== DIRECTIVE ==
Copy out every line of the material below word for word, leaving out the pictures.

== DATA TO USE ==

========================

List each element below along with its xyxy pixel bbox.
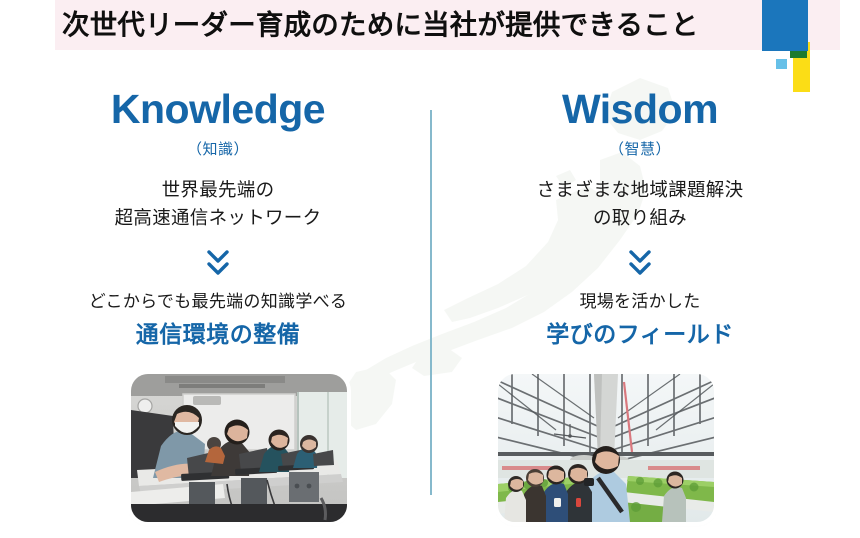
knowledge-description-line2: 超高速通信ネットワーク: [18, 204, 418, 232]
knowledge-result-line1: どこからでも最先端の知識学べる: [89, 292, 347, 311]
wisdom-result-strong: 学びのフィールド: [440, 318, 840, 351]
slide-canvas: 次世代リーダー育成のために当社が提供できること Knowledge （知識） 世…: [0, 0, 860, 538]
knowledge-description: 世界最先端の 超高速通信ネットワーク: [18, 176, 418, 232]
wisdom-double-chevron-down-icon: [440, 246, 840, 280]
knowledge-result: どこからでも最先端の知識学べる 通信環境の整備: [18, 290, 418, 351]
column-wisdom: Wisdom （智慧） さまざまな地域課題解決 の取り組み 現場を活かした 学び…: [440, 88, 840, 351]
wisdom-photo: [498, 374, 714, 522]
wisdom-subtitle: （智慧）: [440, 138, 840, 159]
page-title: 次世代リーダー育成のために当社が提供できること: [62, 3, 782, 47]
wisdom-description-line1: さまざまな地域課題解決: [440, 176, 840, 204]
knowledge-photo: [131, 374, 347, 522]
knowledge-result-strong: 通信環境の整備: [18, 318, 418, 351]
wisdom-description-line2: の取り組み: [440, 204, 840, 232]
knowledge-double-chevron-down-icon: [18, 246, 418, 280]
knowledge-subtitle: （知識）: [18, 138, 418, 159]
wisdom-result: 現場を活かした 学びのフィールド: [440, 290, 840, 351]
column-knowledge: Knowledge （知識） 世界最先端の 超高速通信ネットワーク どこからでも…: [18, 88, 418, 351]
decoration-lightblue-block: [776, 59, 787, 69]
column-divider: [430, 110, 432, 495]
wisdom-heading: Wisdom: [440, 88, 840, 131]
knowledge-description-line1: 世界最先端の: [18, 176, 418, 204]
knowledge-heading: Knowledge: [18, 88, 418, 131]
wisdom-description: さまざまな地域課題解決 の取り組み: [440, 176, 840, 232]
decoration-blue-block: [762, 0, 808, 51]
wisdom-result-line1: 現場を活かした: [579, 292, 700, 311]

========================

== EXERCISE SOLUTION ==
List each element below along with its xyxy pixel bbox.
knowledge-description-line2: 超高速通信ネットワーク: [18, 204, 418, 232]
knowledge-result-line1: どこからでも最先端の知識学べる: [89, 292, 347, 311]
wisdom-result-strong: 学びのフィールド: [440, 318, 840, 351]
slide-canvas: 次世代リーダー育成のために当社が提供できること Knowledge （知識） 世…: [0, 0, 860, 538]
knowledge-description: 世界最先端の 超高速通信ネットワーク: [18, 176, 418, 232]
wisdom-double-chevron-down-icon: [440, 246, 840, 280]
knowledge-result: どこからでも最先端の知識学べる 通信環境の整備: [18, 290, 418, 351]
column-wisdom: Wisdom （智慧） さまざまな地域課題解決 の取り組み 現場を活かした 学び…: [440, 88, 840, 351]
wisdom-photo: [498, 374, 714, 522]
wisdom-subtitle: （智慧）: [440, 138, 840, 159]
page-title: 次世代リーダー育成のために当社が提供できること: [62, 3, 782, 47]
wisdom-description-line1: さまざまな地域課題解決: [440, 176, 840, 204]
knowledge-photo: [131, 374, 347, 522]
knowledge-result-strong: 通信環境の整備: [18, 318, 418, 351]
wisdom-description-line2: の取り組み: [440, 204, 840, 232]
knowledge-double-chevron-down-icon: [18, 246, 418, 280]
knowledge-subtitle: （知識）: [18, 138, 418, 159]
wisdom-result: 現場を活かした 学びのフィールド: [440, 290, 840, 351]
column-knowledge: Knowledge （知識） 世界最先端の 超高速通信ネットワーク どこからでも…: [18, 88, 418, 351]
decoration-lightblue-block: [776, 59, 787, 69]
column-divider: [430, 110, 432, 495]
wisdom-heading: Wisdom: [440, 88, 840, 131]
knowledge-description-line1: 世界最先端の: [18, 176, 418, 204]
knowledge-heading: Knowledge: [18, 88, 418, 131]
wisdom-description: さまざまな地域課題解決 の取り組み: [440, 176, 840, 232]
decoration-blue-block: [762, 0, 808, 51]
wisdom-result-line1: 現場を活かした: [579, 292, 700, 311]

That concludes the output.